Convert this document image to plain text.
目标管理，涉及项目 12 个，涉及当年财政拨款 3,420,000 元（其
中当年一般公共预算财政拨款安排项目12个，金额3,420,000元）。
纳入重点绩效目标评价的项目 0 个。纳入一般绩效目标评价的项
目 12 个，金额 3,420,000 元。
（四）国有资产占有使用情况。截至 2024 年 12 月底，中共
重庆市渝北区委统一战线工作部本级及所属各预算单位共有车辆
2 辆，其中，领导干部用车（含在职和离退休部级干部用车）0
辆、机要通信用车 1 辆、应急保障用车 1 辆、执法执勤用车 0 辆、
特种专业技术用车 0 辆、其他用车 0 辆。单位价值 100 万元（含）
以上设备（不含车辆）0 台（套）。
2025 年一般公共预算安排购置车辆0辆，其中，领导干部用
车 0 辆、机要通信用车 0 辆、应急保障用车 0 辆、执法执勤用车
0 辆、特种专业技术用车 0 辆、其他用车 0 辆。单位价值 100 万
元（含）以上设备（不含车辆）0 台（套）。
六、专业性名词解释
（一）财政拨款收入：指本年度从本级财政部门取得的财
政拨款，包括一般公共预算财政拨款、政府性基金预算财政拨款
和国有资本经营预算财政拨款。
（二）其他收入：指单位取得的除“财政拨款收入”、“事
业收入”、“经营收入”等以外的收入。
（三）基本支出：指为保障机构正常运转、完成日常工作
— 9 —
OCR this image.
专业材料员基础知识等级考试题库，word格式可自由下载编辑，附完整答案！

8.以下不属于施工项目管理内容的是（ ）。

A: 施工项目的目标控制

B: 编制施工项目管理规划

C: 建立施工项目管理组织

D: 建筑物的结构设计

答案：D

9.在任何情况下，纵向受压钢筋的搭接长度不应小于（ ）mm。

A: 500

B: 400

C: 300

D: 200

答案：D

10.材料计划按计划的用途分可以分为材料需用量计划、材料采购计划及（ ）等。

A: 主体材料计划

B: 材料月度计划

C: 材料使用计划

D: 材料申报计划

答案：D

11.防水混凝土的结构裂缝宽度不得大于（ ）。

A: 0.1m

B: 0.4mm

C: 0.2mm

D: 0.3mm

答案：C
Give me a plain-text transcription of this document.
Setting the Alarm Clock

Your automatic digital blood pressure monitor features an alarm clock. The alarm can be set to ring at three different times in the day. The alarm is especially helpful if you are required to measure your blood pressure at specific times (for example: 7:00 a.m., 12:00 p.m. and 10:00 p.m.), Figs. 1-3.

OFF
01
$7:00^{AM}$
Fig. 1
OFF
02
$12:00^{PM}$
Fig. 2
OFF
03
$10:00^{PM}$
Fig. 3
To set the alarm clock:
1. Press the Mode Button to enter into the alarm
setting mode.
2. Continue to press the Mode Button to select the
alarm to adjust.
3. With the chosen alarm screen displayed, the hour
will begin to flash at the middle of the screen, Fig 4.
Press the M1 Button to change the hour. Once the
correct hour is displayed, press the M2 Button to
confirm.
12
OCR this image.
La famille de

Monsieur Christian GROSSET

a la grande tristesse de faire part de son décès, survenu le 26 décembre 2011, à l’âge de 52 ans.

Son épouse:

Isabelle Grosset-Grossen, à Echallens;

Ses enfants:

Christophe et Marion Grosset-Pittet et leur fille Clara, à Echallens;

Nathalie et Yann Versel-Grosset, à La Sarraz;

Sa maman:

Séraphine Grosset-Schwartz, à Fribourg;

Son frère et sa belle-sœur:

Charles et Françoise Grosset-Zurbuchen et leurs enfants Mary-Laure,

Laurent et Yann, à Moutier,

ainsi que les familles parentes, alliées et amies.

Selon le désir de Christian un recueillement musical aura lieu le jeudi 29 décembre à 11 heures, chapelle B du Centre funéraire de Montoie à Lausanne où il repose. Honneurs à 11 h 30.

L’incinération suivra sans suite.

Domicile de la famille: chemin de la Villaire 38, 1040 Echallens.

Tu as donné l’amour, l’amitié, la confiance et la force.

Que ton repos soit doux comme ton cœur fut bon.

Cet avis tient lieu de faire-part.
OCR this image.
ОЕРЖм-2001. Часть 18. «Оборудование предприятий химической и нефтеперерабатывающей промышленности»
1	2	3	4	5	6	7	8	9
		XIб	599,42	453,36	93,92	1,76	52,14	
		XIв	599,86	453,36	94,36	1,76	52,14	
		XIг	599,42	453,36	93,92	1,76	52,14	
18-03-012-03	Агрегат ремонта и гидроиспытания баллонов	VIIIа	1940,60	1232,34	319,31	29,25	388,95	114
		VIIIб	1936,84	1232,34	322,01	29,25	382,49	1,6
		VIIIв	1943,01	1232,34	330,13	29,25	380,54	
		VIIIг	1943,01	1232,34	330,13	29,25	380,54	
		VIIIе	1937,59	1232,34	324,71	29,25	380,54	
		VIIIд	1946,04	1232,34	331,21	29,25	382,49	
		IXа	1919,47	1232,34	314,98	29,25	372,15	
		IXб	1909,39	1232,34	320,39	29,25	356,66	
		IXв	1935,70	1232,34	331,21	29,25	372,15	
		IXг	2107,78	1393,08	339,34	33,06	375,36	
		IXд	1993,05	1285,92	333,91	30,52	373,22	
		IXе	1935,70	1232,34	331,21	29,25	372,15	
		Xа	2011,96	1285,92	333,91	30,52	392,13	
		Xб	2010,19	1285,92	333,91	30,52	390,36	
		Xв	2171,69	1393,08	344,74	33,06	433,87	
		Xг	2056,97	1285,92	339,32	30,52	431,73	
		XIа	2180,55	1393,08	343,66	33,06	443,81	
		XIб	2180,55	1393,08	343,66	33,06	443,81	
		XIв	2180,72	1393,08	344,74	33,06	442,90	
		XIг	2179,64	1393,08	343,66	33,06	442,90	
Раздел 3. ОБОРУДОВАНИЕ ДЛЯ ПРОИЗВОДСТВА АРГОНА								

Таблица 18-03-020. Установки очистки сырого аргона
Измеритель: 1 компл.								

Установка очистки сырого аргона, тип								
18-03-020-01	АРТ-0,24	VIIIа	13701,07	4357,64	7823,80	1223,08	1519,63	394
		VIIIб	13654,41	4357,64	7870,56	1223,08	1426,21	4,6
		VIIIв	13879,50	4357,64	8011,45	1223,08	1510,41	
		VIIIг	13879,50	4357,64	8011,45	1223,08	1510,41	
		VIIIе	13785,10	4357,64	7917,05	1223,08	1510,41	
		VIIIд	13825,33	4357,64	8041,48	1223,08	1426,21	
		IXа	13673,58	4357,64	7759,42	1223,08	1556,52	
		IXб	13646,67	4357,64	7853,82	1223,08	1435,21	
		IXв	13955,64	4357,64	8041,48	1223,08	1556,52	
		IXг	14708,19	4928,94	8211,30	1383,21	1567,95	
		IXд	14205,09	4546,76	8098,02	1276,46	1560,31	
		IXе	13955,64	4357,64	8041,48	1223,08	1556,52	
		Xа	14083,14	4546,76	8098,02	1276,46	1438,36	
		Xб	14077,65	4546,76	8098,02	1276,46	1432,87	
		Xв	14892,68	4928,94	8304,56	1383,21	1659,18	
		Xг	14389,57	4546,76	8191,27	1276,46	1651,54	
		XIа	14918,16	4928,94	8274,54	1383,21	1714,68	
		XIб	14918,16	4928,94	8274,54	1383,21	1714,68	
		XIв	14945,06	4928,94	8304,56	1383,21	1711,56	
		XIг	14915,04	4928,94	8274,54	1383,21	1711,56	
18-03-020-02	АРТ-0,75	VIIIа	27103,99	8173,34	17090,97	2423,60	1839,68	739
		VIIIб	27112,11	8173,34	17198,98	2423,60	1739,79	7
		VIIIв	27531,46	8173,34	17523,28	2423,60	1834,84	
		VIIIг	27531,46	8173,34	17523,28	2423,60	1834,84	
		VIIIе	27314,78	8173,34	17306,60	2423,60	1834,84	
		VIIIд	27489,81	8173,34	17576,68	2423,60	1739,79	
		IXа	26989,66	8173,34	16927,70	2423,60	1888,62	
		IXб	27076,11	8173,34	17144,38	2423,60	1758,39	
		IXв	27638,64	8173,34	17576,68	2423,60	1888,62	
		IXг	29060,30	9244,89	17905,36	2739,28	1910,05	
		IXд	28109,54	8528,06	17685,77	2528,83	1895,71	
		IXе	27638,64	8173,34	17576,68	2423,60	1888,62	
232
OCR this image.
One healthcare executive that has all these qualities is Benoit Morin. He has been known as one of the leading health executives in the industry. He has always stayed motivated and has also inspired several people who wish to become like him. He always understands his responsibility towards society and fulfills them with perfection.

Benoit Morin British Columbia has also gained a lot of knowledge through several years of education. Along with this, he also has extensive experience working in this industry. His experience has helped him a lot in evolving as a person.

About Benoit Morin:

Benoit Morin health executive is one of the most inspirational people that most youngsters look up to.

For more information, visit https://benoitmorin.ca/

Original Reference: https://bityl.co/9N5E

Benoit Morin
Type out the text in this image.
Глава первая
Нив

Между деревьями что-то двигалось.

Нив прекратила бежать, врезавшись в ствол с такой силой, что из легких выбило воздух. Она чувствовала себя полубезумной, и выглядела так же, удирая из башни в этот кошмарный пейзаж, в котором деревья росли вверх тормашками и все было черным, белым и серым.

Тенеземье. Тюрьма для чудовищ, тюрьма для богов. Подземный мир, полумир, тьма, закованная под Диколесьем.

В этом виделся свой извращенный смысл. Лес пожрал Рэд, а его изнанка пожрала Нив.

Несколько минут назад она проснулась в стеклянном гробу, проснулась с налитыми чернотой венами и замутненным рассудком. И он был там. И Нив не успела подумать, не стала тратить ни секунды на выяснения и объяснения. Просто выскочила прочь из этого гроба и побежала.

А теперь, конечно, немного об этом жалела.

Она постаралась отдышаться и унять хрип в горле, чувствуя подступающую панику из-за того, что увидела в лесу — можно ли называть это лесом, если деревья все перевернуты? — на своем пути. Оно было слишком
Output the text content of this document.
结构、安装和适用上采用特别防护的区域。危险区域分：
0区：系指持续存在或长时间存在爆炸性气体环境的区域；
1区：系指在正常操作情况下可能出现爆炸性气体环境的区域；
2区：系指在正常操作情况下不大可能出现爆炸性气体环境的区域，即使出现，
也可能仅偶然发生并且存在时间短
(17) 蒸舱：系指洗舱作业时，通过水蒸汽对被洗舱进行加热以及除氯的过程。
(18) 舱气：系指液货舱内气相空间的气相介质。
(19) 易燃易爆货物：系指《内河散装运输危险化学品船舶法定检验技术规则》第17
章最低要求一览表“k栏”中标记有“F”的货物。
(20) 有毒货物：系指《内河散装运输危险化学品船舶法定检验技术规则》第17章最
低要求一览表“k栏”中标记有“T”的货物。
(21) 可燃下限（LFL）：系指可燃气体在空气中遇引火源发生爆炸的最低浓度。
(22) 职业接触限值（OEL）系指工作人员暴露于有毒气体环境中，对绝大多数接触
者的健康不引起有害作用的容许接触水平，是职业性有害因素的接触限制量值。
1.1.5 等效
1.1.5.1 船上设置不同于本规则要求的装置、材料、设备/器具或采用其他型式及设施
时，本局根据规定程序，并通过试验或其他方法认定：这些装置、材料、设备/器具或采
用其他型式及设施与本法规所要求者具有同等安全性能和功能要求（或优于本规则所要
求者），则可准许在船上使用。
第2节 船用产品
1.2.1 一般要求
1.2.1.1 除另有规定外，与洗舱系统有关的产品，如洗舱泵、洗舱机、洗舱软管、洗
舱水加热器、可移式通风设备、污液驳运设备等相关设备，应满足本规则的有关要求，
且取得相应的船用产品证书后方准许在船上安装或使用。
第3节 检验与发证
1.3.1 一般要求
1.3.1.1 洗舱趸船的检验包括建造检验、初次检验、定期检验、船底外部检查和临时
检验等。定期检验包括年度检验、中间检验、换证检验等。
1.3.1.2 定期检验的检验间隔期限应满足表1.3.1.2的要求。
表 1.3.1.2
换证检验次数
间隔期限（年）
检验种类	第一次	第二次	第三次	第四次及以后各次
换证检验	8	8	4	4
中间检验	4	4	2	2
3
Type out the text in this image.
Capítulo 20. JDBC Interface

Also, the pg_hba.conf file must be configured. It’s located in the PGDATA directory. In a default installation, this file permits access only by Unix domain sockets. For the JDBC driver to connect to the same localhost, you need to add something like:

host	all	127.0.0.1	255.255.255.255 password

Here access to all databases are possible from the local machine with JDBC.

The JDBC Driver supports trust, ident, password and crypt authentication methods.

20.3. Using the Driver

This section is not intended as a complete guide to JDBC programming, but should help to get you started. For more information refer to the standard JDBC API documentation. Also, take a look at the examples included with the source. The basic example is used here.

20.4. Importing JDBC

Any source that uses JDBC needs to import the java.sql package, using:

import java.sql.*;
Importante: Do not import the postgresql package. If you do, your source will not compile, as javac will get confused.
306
··········
OBJECTIVE:
Check each line of the data above for the word "JDBC", then state how many lines have it. Give the number alone.

FINISHED TASK:
7